Give only a count of the lines that include the string "Богом".

>> Begin

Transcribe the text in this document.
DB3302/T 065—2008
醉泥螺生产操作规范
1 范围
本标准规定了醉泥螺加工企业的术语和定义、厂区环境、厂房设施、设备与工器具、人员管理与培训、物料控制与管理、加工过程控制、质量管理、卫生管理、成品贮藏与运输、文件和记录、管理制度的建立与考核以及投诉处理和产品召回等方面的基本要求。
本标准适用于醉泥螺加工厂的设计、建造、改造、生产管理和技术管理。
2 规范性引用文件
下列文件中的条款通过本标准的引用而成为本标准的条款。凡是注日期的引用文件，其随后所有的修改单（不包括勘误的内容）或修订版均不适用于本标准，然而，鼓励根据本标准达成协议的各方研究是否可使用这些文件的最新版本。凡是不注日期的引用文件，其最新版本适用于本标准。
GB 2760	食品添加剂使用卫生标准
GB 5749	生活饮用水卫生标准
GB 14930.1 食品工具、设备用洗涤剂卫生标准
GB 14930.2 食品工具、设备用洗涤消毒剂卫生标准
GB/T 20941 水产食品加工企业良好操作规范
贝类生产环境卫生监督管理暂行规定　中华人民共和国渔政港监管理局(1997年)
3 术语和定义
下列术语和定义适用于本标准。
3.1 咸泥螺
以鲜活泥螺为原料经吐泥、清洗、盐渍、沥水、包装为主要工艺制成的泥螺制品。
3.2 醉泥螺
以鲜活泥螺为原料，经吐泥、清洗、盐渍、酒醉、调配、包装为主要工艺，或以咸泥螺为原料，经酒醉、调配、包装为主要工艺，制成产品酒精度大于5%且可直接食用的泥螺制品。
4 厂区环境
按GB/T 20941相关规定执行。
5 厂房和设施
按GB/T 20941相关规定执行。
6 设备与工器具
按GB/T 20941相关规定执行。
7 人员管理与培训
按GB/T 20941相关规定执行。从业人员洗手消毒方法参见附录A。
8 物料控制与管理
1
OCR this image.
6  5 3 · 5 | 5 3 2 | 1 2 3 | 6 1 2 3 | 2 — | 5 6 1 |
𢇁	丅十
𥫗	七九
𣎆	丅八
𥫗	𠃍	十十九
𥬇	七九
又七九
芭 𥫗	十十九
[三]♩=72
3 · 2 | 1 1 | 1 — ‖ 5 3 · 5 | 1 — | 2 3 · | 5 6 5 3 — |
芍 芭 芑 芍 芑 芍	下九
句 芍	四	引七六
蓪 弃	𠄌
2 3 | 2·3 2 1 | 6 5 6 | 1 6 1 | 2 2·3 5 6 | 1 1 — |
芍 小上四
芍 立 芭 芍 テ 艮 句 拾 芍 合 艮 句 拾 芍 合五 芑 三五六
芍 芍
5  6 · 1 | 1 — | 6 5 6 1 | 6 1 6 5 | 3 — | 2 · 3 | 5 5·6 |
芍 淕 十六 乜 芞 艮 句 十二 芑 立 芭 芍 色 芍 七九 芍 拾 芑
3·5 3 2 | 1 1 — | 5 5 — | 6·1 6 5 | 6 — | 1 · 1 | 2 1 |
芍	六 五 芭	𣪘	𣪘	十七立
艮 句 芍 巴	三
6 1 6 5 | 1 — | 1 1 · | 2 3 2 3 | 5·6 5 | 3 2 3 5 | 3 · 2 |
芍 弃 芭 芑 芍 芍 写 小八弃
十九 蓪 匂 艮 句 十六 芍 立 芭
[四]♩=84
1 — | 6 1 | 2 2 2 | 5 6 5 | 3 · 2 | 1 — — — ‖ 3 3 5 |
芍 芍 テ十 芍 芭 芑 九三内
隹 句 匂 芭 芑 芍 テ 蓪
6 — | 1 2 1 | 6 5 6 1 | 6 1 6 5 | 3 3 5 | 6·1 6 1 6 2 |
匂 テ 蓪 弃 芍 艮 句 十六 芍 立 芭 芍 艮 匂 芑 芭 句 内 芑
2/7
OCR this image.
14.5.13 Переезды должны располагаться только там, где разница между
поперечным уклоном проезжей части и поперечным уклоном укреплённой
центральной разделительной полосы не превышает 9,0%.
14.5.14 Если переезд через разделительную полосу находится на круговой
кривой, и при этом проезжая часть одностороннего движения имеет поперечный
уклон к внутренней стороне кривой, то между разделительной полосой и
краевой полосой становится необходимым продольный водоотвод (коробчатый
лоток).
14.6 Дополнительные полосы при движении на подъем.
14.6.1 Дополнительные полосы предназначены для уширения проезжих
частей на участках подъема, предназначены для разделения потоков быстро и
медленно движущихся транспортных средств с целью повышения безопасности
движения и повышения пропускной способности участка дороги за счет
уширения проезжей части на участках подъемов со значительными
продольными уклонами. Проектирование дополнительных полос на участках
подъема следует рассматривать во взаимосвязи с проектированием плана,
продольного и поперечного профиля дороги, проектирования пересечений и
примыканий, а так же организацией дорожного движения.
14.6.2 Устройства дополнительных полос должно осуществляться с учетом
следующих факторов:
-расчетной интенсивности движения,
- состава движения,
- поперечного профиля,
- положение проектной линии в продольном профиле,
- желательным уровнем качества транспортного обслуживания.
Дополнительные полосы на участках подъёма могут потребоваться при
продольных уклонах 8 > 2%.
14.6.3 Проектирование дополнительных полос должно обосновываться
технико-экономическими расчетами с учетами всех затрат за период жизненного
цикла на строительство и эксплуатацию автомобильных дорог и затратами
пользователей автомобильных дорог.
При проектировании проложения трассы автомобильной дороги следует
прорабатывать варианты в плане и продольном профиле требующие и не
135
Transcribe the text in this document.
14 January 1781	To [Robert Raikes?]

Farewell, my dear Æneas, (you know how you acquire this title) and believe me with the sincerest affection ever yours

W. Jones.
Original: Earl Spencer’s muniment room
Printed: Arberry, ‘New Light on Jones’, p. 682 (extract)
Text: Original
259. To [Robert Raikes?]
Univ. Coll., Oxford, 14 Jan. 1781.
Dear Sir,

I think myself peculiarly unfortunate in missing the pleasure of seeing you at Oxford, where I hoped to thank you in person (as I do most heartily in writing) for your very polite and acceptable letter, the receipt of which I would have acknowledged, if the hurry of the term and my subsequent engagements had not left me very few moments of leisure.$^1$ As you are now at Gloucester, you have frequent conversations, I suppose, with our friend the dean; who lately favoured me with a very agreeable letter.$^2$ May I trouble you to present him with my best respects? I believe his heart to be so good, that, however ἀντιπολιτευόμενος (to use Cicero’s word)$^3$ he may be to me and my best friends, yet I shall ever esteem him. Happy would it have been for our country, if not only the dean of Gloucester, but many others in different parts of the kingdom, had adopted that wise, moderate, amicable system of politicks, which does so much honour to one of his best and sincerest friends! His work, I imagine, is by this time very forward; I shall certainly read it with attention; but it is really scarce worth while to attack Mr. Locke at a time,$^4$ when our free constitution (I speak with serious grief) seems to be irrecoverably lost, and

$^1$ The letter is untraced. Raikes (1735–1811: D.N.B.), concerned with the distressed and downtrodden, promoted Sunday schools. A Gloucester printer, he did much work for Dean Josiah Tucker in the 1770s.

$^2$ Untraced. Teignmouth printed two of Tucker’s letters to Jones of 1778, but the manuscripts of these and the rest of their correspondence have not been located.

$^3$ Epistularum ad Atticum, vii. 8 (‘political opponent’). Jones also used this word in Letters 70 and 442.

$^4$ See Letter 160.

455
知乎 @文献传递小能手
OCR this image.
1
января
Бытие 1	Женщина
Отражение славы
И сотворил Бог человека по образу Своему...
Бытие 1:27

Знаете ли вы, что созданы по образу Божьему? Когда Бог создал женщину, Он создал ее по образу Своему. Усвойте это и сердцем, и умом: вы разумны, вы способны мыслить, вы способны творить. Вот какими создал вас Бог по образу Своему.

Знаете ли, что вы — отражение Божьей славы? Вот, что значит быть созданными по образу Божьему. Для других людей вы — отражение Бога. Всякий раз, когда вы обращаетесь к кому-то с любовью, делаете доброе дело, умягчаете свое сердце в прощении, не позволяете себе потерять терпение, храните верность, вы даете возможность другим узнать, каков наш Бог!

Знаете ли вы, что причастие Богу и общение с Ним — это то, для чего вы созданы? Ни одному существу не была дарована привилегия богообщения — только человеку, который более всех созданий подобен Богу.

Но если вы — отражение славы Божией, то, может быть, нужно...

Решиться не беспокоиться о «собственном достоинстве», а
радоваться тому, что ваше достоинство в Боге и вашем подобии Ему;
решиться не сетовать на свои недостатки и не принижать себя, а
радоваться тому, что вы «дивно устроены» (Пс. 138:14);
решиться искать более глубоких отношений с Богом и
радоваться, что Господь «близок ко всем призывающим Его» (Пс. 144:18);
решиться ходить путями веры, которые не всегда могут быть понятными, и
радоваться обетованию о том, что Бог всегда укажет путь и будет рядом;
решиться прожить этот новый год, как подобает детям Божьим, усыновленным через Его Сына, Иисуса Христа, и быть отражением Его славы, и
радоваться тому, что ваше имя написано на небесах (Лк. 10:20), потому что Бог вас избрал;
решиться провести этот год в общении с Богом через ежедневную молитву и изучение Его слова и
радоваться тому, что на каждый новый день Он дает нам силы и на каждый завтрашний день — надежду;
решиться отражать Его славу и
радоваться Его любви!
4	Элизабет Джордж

>> End

RESULT OF THIS EXERCISE
2